## TEXT SEGMENT
- Born: Harry Edward Lang December 29, 1894 New York City, U.S.
- Died: August 5, 1953 (aged 58) Hollywood, California, U.S.
- Occupation: Actor
- Years active: 1929–1953

= Harry E. Lang =

American actor (1894–1953)

Harry Edward Lang (December 29, 1894 – August 5, 1953) was an American actor who appeared in The Cisco Kid. He was known for working at the Metro-Goldwyn-Mayer cartoon studio.

==Biography==
Lang was born on December 29, 1894, in New York City. He made his film debut in the 1929 Vitaphone short, Who's Who?, in which he and partner Bernice Haley performed an early version of Who's on First? Lang and Haley also performed in a 1930 comedy skit named "Who's Your Boss?".

He provided vocal effects for Tom in the Tom and Jerry cartoons from 1940 to 1953, and occasionally did the speaking voice for Tom from 1943 to 1946.

In 1946, he was cast as Pancho in The Cisco Kid radio series, opposite Jack Mather in the title role.

## DATA EXTRACT
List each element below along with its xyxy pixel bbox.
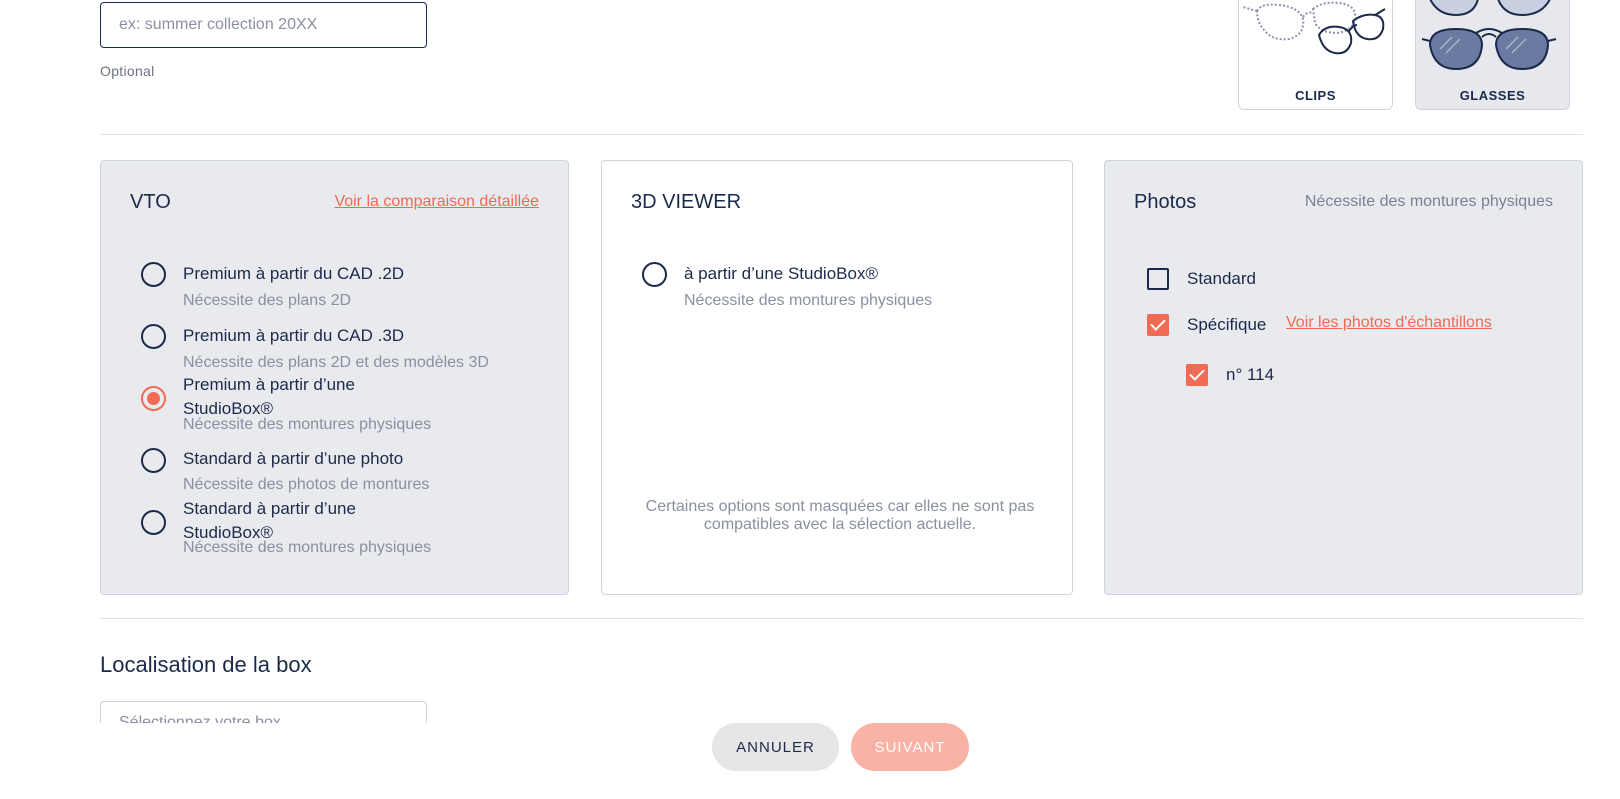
optional-hint: Optional — [100, 63, 155, 79]
vto-option-cad2d-radio[interactable] — [141, 262, 166, 287]
vto-option-sub: Nécessite des montures physiques — [183, 416, 432, 433]
hidden-options-note: Certaines options sont masquées car elle… — [645, 498, 1035, 533]
viewer3d-option-label: à partir d’une StudioBox® — [684, 264, 878, 283]
vto-option-photo-radio[interactable] — [141, 448, 166, 473]
sample-114-label: n° 114 — [1226, 365, 1275, 384]
vto-option-label: Premium à partir du CAD .3D — [183, 326, 405, 345]
box-location-select[interactable]: Sélectionnez votre box — [100, 701, 427, 723]
vto-option-label: Standard à partir d’une photo — [183, 449, 404, 468]
viewer3d-panel: 3D VIEWER à partir d’une StudioBox® Néce… — [601, 160, 1073, 595]
vto-panel: VTO Voir la comparaison détaillée Premiu… — [100, 160, 569, 595]
viewer3d-option-sub: Nécessite des montures physiques — [684, 292, 933, 309]
sample-photos-link[interactable]: Voir les photos d'échantillons — [1286, 314, 1492, 332]
vto-option-label: Premium à partir d’une StudioBox® — [183, 375, 355, 418]
box-location-title: Localisation de la box — [100, 652, 312, 677]
vto-title: VTO — [130, 191, 171, 213]
photos-requirement-note: Nécessite des montures physiques — [1304, 193, 1553, 210]
detailed-comparison-link[interactable]: Voir la comparaison détaillée — [334, 193, 539, 211]
vto-option-studiobox-standard-radio[interactable] — [141, 510, 166, 535]
product-type-glasses-card[interactable]: GLASSES — [1415, 0, 1570, 110]
sunglasses-icon — [1421, 0, 1557, 71]
photos-specific-checkbox[interactable] — [1147, 314, 1169, 336]
photos-title: Photos — [1134, 191, 1197, 213]
photos-specific-label: Spécifique — [1187, 315, 1267, 334]
vto-option-cad3d-radio[interactable] — [141, 324, 166, 349]
photos-standard-checkbox[interactable] — [1147, 268, 1169, 290]
sample-114-checkbox[interactable] — [1186, 364, 1208, 386]
product-type-label: GLASSES — [1459, 88, 1526, 103]
divider — [100, 134, 1583, 135]
vto-option-label: Premium à partir du CAD .2D — [183, 264, 405, 283]
cancel-button[interactable]: ANNULER — [712, 723, 839, 771]
viewer3d-title: 3D VIEWER — [631, 191, 742, 213]
collection-name-input[interactable] — [100, 2, 427, 48]
product-type-label: CLIPS — [1295, 88, 1336, 103]
next-button[interactable]: SUIVANT — [851, 723, 969, 771]
divider — [100, 618, 1583, 619]
viewer3d-studiobox-radio[interactable] — [642, 262, 667, 287]
clip-glasses-icon — [1242, 1, 1386, 55]
vto-option-sub: Nécessite des plans 2D et des modèles 3D — [183, 354, 489, 371]
product-type-clips-card[interactable]: CLIPS — [1238, 0, 1393, 110]
vto-option-studiobox-premium-radio[interactable] — [141, 386, 166, 411]
photos-panel: Photos Nécessite des montures physiques … — [1104, 160, 1583, 595]
vto-option-sub: Nécessite des plans 2D — [183, 292, 352, 309]
vto-option-sub: Nécessite des photos de montures — [183, 476, 430, 493]
photos-standard-label: Standard — [1187, 269, 1256, 288]
vto-option-sub: Nécessite des montures physiques — [183, 539, 432, 556]
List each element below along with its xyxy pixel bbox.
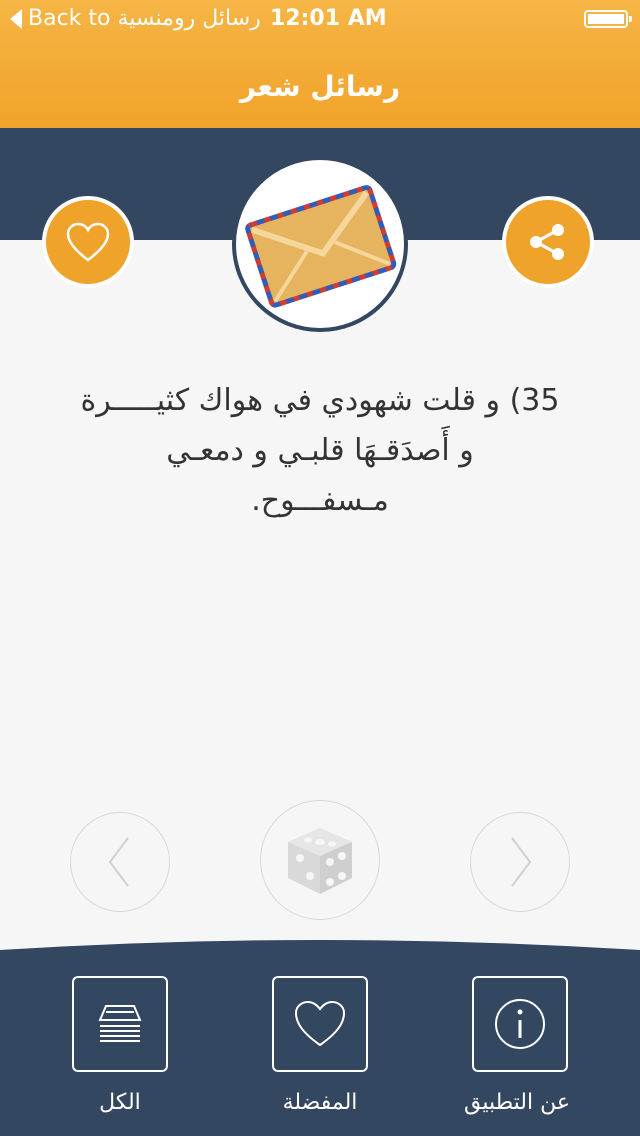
dice-icon (288, 828, 352, 894)
list-icon (98, 1005, 142, 1042)
share-button[interactable] (502, 196, 594, 288)
favorite-button[interactable] (42, 196, 134, 288)
chevron-left-icon (108, 837, 129, 887)
message-line: مـسفـــوح. (251, 483, 389, 518)
message-text: 35) و قلت شهودي في هواك كثيـــــرة و أَص… (60, 376, 580, 526)
battery-icon (584, 10, 632, 28)
next-button[interactable] (470, 812, 570, 912)
random-button[interactable] (260, 800, 380, 920)
heart-icon (294, 1000, 346, 1047)
page-title: رسائل شعر (239, 70, 401, 103)
message-line: و أَصدَقـهَا قلبـي و دمعـي (166, 433, 474, 468)
info-icon (495, 999, 545, 1049)
envelope-icon (245, 185, 397, 308)
envelope-image (232, 156, 408, 332)
tab-about-label: عن التطبيق (464, 1090, 570, 1115)
message-line: 35) و قلت شهودي في هواك كثيـــــرة (80, 383, 560, 418)
tab-favorites-box (272, 976, 368, 1072)
header: Back to رسائل رومنسية 12:01 AM رسائل شعر (0, 0, 640, 129)
back-to-app-button[interactable]: Back to رسائل رومنسية (10, 6, 261, 31)
tab-about-box (472, 976, 568, 1072)
tab-all-box (72, 976, 168, 1072)
back-label: Back to رسائل رومنسية (28, 6, 261, 31)
tab-favorites-label: المفضلة (282, 1090, 358, 1115)
heart-outline-icon (66, 222, 110, 262)
chevron-right-icon (511, 837, 532, 887)
back-arrow-icon (10, 8, 22, 29)
tab-favorites[interactable]: المفضلة (270, 976, 370, 1115)
previous-button[interactable] (70, 812, 170, 912)
tab-about[interactable]: عن التطبيق (464, 976, 570, 1115)
share-icon (530, 224, 564, 260)
tab-all-label: الكل (99, 1090, 141, 1115)
status-time: 12:01 AM (270, 6, 387, 31)
tab-all[interactable]: الكل (70, 976, 170, 1115)
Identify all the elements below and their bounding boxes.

## INSTRUCTIONS FOR THE TASK
Update the Harry E. Lang profile between "- Born: Harry" and "American actor (1894–1953)", inclusive, so that "Los Angeles" appears in place of "Hollywood".

## TASK RESPONSE
- Born: Harry Edward Lang December 29, 1894 New York City, U.S.
- Died: August 5, 1953 (aged 58) Los Angeles, California, U.S.
- Occupation: Actor
- Years active: 1929–1953

= Harry E. Lang =

American actor (1894–1953)